▸ INSTRUCTION
Locate each line below that includes "document" and reproduce it.

:: GIVEN ENTRIES ::

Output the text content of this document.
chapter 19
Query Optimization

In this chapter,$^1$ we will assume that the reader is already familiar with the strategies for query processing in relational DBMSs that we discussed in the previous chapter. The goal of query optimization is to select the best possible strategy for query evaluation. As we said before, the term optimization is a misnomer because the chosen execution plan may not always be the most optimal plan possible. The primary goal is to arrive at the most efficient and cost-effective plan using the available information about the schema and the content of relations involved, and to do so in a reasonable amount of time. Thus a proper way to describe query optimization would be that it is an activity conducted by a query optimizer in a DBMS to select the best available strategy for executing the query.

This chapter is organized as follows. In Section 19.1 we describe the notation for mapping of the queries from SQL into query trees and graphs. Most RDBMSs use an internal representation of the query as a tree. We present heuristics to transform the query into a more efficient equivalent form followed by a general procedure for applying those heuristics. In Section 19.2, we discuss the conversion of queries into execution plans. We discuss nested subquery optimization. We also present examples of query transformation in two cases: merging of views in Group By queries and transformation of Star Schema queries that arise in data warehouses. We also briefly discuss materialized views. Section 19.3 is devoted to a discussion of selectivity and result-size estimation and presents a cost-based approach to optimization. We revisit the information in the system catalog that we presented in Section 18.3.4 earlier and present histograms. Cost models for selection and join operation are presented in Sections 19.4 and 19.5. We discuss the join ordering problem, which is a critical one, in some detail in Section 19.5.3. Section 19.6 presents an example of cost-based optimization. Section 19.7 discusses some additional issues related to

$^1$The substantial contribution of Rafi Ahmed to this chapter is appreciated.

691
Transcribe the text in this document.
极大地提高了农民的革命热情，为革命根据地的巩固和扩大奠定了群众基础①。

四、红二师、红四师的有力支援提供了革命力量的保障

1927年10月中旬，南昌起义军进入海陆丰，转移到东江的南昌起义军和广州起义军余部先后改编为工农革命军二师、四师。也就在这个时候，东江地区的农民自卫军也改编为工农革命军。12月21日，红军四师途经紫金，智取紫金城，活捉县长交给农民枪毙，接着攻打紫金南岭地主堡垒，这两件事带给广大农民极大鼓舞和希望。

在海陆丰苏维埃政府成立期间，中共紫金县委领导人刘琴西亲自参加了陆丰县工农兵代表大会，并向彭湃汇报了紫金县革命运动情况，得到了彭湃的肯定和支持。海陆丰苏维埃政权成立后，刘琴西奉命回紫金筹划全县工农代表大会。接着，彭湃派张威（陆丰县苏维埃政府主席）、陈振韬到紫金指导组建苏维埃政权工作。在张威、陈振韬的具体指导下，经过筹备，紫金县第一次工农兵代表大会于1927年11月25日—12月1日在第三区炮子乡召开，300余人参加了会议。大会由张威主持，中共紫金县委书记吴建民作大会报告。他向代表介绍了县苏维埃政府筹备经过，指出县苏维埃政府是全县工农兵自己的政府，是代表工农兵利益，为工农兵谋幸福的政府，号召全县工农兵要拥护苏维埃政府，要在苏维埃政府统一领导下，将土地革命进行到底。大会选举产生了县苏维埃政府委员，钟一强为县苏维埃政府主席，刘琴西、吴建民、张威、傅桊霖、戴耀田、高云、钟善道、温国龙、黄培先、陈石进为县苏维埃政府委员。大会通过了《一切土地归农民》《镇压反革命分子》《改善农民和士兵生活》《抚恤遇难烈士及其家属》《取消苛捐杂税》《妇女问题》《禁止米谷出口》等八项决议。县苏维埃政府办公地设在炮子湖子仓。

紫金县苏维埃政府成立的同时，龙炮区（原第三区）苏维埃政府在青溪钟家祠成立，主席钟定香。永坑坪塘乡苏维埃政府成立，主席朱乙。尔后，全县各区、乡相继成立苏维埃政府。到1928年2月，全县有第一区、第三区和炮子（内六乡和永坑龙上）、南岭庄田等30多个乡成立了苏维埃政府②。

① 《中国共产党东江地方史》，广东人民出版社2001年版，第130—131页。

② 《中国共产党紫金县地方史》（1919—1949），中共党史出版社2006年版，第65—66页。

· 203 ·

:::

▸ RESULT
Output the text content of this document.
Transcribe the text in this document.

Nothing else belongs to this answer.